_Element box records_:
┄┄┄┄┄┄┄┄┄┄

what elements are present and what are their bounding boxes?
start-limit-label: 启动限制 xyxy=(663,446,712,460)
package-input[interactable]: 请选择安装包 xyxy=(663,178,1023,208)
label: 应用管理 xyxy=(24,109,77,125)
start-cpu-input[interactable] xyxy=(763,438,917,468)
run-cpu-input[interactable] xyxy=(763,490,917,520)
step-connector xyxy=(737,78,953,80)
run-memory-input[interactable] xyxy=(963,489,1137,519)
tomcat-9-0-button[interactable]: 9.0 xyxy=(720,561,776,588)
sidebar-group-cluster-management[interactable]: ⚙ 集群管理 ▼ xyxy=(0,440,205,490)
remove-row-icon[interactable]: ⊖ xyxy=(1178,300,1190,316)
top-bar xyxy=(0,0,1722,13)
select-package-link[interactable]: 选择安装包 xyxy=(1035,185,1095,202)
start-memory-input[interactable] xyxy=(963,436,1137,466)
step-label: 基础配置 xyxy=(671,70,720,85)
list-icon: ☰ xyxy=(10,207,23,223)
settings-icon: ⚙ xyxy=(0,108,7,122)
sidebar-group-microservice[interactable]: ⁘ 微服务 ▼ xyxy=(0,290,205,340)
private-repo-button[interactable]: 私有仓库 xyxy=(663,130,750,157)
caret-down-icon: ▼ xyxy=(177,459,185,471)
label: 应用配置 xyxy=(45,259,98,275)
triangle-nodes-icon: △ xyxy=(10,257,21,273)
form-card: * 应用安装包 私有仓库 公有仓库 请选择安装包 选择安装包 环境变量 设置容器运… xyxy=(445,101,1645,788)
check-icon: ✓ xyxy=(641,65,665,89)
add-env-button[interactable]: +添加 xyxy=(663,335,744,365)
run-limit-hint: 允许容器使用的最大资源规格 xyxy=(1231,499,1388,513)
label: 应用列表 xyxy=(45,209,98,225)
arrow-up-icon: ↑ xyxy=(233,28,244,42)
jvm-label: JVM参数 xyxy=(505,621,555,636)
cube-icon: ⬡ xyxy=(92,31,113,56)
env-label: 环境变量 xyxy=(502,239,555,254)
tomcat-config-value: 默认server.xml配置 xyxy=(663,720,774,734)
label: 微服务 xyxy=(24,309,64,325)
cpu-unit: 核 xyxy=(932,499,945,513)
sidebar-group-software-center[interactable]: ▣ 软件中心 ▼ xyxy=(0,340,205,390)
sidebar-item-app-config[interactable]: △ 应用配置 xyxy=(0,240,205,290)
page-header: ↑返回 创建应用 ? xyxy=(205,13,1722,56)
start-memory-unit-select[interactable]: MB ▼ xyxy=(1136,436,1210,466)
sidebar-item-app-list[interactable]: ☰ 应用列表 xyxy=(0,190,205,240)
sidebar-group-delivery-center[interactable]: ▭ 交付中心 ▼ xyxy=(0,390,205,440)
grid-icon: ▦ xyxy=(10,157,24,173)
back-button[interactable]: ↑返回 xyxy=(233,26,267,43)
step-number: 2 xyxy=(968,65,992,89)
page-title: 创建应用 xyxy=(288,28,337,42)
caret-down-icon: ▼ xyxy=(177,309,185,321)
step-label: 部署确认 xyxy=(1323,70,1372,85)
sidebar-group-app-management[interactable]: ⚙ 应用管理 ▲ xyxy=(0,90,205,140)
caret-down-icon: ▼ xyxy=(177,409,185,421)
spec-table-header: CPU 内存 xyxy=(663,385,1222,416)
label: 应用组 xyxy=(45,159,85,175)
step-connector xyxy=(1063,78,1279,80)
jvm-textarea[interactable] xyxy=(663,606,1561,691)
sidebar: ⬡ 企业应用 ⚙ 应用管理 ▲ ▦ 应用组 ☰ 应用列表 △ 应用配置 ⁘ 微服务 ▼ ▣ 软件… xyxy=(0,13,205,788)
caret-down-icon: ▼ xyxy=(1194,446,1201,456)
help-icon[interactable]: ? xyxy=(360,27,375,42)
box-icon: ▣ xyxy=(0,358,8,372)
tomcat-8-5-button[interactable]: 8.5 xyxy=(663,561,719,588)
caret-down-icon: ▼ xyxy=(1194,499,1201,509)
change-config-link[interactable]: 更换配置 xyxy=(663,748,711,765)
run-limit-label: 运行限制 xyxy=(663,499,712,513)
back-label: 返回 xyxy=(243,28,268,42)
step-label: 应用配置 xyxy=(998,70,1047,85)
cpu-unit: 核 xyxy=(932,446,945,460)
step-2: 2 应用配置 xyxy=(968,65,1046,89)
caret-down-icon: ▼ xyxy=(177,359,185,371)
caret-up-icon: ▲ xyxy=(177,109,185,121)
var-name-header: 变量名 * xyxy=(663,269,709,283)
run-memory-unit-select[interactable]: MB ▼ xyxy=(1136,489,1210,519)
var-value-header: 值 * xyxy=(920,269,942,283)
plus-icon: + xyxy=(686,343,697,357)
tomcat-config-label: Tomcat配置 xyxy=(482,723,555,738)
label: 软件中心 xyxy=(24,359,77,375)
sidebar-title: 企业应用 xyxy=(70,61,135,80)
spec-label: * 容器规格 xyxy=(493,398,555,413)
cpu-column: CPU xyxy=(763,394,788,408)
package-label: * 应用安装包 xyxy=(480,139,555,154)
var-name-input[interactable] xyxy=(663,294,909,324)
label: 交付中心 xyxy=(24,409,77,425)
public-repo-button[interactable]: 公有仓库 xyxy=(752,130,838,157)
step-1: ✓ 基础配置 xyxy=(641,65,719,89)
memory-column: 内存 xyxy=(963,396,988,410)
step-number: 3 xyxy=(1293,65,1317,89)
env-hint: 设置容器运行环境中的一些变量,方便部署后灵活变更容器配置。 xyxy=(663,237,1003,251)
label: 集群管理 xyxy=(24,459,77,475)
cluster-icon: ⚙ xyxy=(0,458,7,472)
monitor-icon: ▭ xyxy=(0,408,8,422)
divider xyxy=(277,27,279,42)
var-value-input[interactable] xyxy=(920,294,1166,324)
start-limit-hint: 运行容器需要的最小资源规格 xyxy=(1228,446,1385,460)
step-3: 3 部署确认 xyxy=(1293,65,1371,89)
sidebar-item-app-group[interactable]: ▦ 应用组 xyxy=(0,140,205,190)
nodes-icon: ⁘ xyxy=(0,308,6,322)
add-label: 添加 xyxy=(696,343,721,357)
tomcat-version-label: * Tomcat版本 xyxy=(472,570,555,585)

┄┄┄┄┄┄┄┄┄┄

_Aim of the task_: Reproduce the listing word for word, starting at its first line and ending after the line that contains "run-cpu-input[interactable] xyxy=(763,490,917,520)", with both end lines included.

_Correct result_:
what elements are present and what are their bounding boxes?
start-limit-label: 启动限制 xyxy=(663,446,712,460)
package-input[interactable]: 请选择安装包 xyxy=(663,178,1023,208)
label: 应用管理 xyxy=(24,109,77,125)
start-cpu-input[interactable] xyxy=(763,438,917,468)
run-cpu-input[interactable] xyxy=(763,490,917,520)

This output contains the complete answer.